__Page text__.
########

This is quite different from the distribution of the total charges which is right skewed. It shows that the mean is greater than the median. Here, the highest frequency is between 0 and 1000 and the lowest is between 8000 and 9000. The distribution appears to have a step wise pattern (That is smaller amounts have higher frequency and larger amounts have lower frequency).

The distribution of monthly charges is represented by the density plot. It shows a bimodal distribution at 2 points; the first approximately at 20 and the other (higher peak) approximately at 90. The lowest point on the plot corresponding to the lowest frequency is approximately at 40.

3.4 Discretizing Continuous Varaibles

From the above density plot of monthly charges, it can be seen that the distribution is bimodal at points 20 to 30 and 80 to 90. Therefore, these variables will be discretized for future models and algorithms. The variable, monthly charges, ranges from 18.95 to 116.25.less than 30: low charges; 30 to 80 : moderate charges; greater than 80: high charges

The following table shows the frequency of the grouped variable, grp.month

## convert monthly charges into a character variable with 3 groups
grp.month <- ifelse(dat$Monthly_Charges < 30, "Low", 
                     ifelse(dat$Monthly_Charges > 80, "High", "Moderate"))

## table showing the frequency of the new grouped variable
kable(table(grp.month), col.names=c("Monthly Charges", "Frequency"))

Monthly Charges	Frequency
High	406
Low	223
Moderate	371

3.5 Pairwise Associations

Pairwise associations between two variables were assessed graphically based on three scenarios which were: 2 categorical variables, 2 numerical variables, one categorical and one numerical variable.

########

__Your task__.
Restate the part of the monthly charges analysis that opens with the words containing "## table showing" and closes with "one numerical variable.", swapping "graphically" for "visually". None of the material is needed.

########

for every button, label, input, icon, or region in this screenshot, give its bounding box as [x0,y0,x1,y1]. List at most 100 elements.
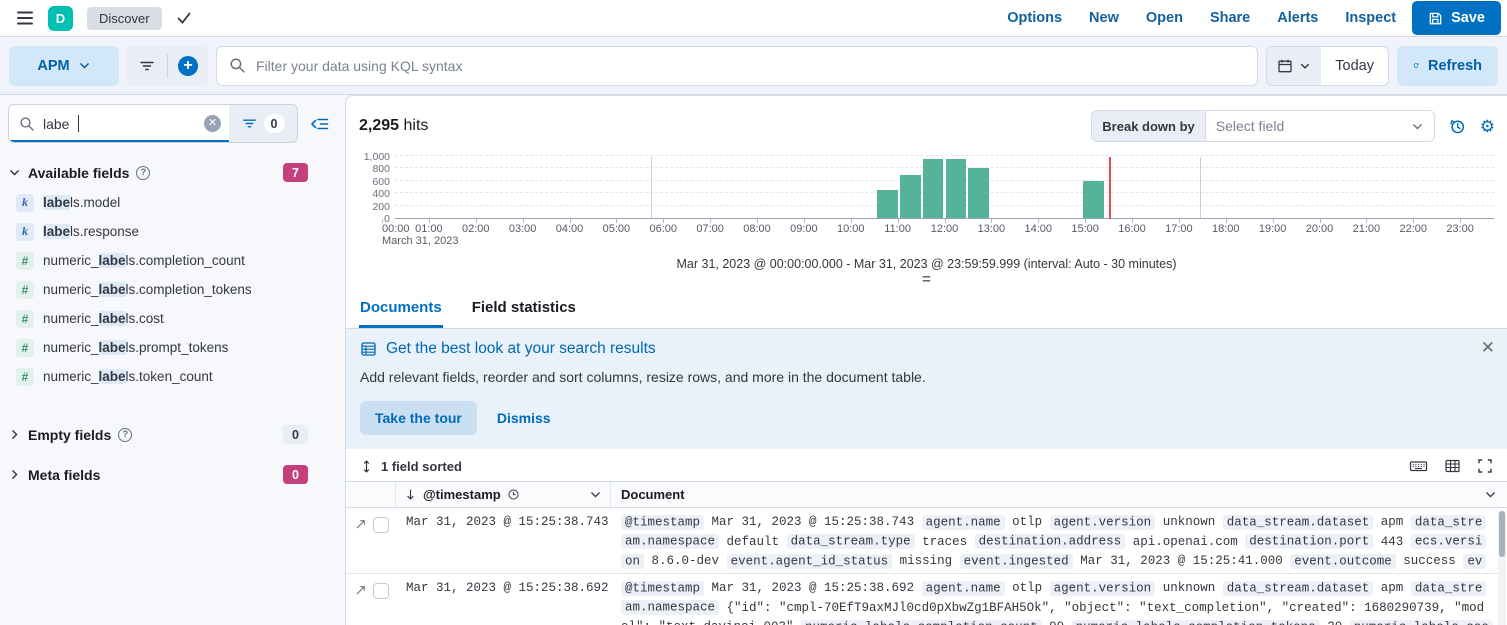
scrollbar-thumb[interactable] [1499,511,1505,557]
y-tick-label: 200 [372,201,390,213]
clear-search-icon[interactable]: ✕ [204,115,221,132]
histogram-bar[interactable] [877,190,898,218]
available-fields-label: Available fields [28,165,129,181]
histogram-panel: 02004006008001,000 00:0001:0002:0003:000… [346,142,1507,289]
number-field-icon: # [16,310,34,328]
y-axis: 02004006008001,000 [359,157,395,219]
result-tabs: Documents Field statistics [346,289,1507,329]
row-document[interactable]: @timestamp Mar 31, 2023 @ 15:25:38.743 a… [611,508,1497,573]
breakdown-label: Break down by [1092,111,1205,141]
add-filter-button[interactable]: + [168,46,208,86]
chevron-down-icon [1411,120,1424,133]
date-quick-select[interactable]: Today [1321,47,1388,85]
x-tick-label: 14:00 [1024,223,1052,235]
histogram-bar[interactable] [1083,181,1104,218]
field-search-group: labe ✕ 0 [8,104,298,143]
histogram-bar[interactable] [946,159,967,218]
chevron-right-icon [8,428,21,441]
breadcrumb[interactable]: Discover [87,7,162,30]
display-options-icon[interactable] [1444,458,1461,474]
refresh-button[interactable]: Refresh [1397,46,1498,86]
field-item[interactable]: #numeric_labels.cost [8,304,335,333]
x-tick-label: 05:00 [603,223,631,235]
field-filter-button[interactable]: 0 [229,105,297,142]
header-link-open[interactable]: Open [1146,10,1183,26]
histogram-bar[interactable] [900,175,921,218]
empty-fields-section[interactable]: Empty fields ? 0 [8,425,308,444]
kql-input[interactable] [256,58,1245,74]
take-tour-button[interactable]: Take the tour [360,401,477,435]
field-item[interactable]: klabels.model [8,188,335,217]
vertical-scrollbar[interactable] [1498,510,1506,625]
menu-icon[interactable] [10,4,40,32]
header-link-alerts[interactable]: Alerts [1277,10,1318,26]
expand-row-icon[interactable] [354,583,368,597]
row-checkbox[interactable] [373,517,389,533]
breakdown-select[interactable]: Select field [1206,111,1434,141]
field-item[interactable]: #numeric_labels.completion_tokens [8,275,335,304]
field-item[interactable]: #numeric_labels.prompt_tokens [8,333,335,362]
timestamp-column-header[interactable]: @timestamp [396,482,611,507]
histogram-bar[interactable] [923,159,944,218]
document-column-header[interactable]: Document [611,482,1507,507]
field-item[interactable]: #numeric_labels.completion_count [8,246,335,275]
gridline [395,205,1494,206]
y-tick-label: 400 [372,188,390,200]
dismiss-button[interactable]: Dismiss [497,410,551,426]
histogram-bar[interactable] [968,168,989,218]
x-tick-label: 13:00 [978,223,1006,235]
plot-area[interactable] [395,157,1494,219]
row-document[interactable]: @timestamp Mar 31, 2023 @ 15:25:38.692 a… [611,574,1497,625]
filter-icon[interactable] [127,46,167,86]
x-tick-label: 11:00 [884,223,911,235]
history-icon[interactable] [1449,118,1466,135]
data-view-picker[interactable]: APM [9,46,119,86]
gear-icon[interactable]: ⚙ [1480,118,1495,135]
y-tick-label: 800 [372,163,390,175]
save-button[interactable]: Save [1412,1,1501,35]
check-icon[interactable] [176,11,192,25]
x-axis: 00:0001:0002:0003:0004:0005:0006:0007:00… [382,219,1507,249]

########

__Result of this task__.
## table showing the frequency of the new grouped variable
kable(table(grp.month), col.names=c("Monthly Charges", "Frequency"))

Monthly Charges	Frequency
High	406
Low	223
Moderate	371

3.5 Pairwise Associations

Pairwise associations between two variables were assessed visually based on three scenarios which were: 2 categorical variables, 2 numerical variables, one categorical and one numerical variable.